▶ [Objective]
Could you rewrite the listing as a Markdown table with the columns Row and Line, covering only the lines from its start through the line holding "Text: US 2015/0026406", inclusive? Number each row and leave out blank lines.

···

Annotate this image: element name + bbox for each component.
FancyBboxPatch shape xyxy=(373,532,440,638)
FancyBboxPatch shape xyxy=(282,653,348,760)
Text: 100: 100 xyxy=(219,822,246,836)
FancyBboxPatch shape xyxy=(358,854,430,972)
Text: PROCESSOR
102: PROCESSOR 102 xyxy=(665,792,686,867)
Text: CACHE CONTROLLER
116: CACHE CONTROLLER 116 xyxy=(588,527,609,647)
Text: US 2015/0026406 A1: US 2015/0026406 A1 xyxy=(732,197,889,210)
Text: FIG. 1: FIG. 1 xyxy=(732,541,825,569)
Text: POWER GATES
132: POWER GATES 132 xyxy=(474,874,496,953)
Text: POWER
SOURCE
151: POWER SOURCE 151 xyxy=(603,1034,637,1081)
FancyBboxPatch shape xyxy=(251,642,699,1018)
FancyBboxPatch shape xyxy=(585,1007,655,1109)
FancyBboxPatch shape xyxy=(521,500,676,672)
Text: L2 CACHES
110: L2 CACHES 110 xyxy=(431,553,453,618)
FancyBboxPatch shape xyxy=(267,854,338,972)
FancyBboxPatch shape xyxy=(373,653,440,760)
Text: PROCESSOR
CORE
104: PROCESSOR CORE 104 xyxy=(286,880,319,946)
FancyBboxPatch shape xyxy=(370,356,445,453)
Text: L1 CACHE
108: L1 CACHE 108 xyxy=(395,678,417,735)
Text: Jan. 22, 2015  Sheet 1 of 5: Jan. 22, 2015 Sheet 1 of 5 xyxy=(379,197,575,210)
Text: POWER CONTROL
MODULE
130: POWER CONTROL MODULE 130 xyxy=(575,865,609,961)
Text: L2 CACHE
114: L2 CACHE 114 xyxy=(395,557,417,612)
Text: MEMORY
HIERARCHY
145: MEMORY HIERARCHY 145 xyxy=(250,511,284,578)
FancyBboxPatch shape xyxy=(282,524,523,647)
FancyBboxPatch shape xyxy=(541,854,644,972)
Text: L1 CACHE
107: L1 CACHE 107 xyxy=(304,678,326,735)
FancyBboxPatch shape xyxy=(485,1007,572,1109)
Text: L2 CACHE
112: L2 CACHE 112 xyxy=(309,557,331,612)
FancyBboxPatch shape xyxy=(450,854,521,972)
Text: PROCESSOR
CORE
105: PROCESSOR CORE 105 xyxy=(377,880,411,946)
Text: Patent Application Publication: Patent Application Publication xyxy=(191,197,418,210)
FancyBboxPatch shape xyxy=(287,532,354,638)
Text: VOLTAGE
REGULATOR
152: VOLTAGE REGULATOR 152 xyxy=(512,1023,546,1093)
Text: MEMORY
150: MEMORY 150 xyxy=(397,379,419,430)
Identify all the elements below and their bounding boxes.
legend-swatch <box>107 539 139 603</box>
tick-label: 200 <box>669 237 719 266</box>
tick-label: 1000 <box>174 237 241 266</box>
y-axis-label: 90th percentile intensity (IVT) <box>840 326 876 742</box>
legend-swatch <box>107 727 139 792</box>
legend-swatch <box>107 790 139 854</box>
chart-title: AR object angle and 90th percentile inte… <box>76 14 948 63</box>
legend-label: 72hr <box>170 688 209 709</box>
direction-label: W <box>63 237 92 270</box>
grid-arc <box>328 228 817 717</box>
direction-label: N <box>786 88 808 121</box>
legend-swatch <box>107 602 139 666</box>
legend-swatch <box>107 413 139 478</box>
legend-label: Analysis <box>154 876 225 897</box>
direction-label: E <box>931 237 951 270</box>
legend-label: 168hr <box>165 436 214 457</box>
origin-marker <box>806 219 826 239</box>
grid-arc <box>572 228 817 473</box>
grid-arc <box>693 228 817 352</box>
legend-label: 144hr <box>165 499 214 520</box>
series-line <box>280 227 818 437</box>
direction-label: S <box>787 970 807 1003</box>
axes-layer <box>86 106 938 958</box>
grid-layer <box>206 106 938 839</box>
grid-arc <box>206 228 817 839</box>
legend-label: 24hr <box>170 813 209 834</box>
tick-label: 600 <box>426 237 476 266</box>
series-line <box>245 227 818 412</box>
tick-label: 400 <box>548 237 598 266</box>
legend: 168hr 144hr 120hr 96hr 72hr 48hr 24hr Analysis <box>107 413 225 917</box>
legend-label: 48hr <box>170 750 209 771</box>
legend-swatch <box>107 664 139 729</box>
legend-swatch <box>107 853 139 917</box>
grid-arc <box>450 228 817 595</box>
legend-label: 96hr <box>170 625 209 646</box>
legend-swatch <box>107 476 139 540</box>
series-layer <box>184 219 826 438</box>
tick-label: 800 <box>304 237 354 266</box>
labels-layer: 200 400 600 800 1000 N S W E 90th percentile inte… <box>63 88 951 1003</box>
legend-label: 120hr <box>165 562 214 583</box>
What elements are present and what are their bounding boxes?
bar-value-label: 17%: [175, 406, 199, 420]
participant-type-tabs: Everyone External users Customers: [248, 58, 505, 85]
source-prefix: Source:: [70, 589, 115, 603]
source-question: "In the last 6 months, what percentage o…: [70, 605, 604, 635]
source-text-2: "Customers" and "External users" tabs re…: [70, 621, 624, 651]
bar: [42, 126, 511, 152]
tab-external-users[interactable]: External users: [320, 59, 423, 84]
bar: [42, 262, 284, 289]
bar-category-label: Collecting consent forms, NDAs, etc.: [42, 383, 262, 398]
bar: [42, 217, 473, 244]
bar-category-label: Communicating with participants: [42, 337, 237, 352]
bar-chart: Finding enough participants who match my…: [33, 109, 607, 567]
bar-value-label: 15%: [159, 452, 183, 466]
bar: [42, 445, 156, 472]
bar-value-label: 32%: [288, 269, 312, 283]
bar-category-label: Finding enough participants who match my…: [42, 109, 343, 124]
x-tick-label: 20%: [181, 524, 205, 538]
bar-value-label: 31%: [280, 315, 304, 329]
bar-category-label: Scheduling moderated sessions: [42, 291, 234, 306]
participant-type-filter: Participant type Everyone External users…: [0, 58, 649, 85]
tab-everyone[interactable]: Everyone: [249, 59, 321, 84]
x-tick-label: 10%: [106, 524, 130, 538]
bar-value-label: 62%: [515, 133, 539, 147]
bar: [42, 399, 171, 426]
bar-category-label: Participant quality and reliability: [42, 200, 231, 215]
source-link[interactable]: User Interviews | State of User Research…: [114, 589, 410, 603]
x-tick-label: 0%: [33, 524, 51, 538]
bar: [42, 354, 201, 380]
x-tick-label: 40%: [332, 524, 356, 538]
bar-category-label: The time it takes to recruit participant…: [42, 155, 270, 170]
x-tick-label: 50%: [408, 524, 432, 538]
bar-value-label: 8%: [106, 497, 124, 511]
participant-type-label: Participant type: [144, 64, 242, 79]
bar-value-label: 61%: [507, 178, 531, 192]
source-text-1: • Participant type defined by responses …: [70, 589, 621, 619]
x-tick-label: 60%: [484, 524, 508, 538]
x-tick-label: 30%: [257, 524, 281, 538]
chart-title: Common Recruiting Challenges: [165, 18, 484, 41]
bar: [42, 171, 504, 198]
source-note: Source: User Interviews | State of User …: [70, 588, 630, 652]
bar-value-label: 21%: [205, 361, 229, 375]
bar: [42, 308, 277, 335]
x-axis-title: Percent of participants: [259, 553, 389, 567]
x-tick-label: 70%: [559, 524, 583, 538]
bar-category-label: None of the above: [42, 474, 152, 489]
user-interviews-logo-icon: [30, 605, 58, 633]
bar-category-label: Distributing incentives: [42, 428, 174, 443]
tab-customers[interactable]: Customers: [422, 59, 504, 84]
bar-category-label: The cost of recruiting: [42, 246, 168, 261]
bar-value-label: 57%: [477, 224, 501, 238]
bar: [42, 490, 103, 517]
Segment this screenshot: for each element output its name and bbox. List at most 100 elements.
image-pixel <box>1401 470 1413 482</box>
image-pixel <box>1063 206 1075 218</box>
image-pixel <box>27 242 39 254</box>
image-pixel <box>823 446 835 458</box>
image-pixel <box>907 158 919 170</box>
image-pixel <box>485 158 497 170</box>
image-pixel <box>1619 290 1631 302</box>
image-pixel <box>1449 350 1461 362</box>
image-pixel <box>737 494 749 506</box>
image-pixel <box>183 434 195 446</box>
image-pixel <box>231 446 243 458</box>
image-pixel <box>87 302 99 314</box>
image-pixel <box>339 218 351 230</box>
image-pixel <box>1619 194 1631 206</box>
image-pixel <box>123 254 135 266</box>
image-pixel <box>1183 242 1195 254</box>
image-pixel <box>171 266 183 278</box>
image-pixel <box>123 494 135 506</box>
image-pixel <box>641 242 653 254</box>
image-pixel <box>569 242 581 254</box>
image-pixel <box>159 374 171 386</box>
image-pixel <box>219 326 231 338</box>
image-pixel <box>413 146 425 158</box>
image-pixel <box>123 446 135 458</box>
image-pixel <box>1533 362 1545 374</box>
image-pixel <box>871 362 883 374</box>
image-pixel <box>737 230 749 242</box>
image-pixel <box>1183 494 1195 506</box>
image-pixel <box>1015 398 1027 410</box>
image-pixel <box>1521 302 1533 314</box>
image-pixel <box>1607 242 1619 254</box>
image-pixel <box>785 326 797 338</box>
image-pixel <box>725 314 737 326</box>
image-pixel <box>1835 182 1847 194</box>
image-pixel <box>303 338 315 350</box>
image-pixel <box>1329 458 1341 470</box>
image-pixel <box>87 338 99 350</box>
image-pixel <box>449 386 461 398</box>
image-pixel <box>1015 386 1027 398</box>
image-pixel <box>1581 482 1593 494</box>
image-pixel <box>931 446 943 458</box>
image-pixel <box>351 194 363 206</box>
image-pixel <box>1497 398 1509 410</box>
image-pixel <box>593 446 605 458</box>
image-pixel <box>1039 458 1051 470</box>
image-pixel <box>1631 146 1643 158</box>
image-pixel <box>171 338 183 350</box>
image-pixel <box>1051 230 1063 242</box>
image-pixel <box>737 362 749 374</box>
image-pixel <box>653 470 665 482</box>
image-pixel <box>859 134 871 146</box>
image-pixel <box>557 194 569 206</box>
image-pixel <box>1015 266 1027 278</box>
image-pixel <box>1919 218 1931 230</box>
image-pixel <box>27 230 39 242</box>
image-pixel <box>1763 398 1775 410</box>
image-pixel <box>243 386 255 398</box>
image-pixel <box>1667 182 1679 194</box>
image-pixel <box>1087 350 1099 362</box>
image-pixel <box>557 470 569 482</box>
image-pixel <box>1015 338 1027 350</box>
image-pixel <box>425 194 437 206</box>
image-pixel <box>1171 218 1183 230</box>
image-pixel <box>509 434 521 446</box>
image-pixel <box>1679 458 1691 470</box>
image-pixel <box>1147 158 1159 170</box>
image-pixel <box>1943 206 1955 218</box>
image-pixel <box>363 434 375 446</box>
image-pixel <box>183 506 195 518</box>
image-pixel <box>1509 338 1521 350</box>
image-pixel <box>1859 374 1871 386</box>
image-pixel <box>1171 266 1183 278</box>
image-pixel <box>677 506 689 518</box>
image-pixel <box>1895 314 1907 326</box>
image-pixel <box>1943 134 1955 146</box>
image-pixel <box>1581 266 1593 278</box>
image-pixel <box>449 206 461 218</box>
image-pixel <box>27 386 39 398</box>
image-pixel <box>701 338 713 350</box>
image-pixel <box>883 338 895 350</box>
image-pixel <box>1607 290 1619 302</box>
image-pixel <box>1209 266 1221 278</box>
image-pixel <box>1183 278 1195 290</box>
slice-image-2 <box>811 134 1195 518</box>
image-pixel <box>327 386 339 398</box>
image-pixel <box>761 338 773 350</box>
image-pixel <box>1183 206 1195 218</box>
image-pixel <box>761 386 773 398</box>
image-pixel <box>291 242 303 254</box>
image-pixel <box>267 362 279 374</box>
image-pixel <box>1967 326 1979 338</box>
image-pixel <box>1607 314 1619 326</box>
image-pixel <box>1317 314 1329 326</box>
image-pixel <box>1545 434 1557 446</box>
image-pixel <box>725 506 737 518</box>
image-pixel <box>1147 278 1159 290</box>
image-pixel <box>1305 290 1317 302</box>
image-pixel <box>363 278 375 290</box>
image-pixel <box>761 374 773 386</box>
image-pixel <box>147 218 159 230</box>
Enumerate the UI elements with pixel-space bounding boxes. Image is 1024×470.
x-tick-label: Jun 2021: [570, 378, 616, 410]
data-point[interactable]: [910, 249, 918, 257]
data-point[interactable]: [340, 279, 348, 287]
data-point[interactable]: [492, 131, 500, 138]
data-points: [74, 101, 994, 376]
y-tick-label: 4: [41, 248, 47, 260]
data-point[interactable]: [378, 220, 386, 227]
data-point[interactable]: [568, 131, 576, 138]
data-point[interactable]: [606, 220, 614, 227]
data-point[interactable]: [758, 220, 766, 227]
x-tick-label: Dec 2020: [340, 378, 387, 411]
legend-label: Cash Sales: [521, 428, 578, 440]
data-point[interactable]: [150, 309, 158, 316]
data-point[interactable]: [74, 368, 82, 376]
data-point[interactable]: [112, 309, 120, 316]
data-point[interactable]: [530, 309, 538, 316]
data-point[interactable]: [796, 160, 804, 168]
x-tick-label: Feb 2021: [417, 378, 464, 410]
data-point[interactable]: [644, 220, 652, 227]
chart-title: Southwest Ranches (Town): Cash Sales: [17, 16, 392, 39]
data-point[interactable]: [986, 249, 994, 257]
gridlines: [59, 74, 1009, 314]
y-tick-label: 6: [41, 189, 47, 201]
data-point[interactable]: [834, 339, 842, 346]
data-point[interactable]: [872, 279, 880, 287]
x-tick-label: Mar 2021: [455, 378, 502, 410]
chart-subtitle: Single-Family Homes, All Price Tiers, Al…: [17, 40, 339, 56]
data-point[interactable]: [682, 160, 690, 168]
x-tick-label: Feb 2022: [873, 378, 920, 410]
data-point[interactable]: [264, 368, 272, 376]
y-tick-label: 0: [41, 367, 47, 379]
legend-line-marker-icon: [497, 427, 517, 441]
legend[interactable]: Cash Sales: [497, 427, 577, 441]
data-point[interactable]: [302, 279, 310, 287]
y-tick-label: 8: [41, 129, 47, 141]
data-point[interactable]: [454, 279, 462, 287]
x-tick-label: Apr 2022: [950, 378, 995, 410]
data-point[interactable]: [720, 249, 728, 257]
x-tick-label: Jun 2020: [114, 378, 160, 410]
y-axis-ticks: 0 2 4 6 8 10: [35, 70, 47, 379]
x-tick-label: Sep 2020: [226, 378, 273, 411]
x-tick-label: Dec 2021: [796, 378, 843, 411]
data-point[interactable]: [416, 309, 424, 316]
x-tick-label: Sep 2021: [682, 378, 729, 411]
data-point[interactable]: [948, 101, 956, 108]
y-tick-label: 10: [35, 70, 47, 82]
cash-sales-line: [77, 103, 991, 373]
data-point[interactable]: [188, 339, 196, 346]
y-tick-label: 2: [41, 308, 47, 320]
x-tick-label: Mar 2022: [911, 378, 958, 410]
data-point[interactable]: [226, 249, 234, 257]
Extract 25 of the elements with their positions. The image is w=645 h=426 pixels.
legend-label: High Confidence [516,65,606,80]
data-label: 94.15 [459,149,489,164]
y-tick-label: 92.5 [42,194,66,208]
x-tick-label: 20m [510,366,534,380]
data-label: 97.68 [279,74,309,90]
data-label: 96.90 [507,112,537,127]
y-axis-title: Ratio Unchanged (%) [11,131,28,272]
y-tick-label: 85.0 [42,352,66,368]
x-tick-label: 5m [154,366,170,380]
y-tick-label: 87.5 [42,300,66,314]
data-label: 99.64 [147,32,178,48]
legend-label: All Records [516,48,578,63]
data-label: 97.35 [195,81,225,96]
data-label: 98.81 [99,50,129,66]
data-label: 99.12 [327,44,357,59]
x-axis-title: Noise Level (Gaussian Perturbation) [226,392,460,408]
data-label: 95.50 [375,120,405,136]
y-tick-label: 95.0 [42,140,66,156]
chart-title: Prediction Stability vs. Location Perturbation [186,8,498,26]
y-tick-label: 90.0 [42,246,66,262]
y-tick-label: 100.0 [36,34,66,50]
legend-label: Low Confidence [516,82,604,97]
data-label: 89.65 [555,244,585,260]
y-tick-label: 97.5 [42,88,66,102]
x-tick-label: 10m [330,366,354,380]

···

▶ [Written answer]
| Row | Line |
|---|---|
| 1 | Annotate this image: element name + bbox for each component. |
| 2 | FancyBboxPatch shape xyxy=(373,532,440,638) |
| 3 | FancyBboxPatch shape xyxy=(282,653,348,760) |
| 4 | Text: 100: 100 xyxy=(219,822,246,836) |
| 5 | FancyBboxPatch shape xyxy=(358,854,430,972) |
| 6 | Text: PROCESSOR |
| 7 | 102: PROCESSOR 102 xyxy=(665,792,686,867) |
| 8 | Text: CACHE CONTROLLER |
| 9 | 116: CACHE CONTROLLER 116 xyxy=(588,527,609,647) |
| 10 | Text: US 2015/0026406 A1: US 2015/0026406 A1 xyxy=(732,197,889,210) |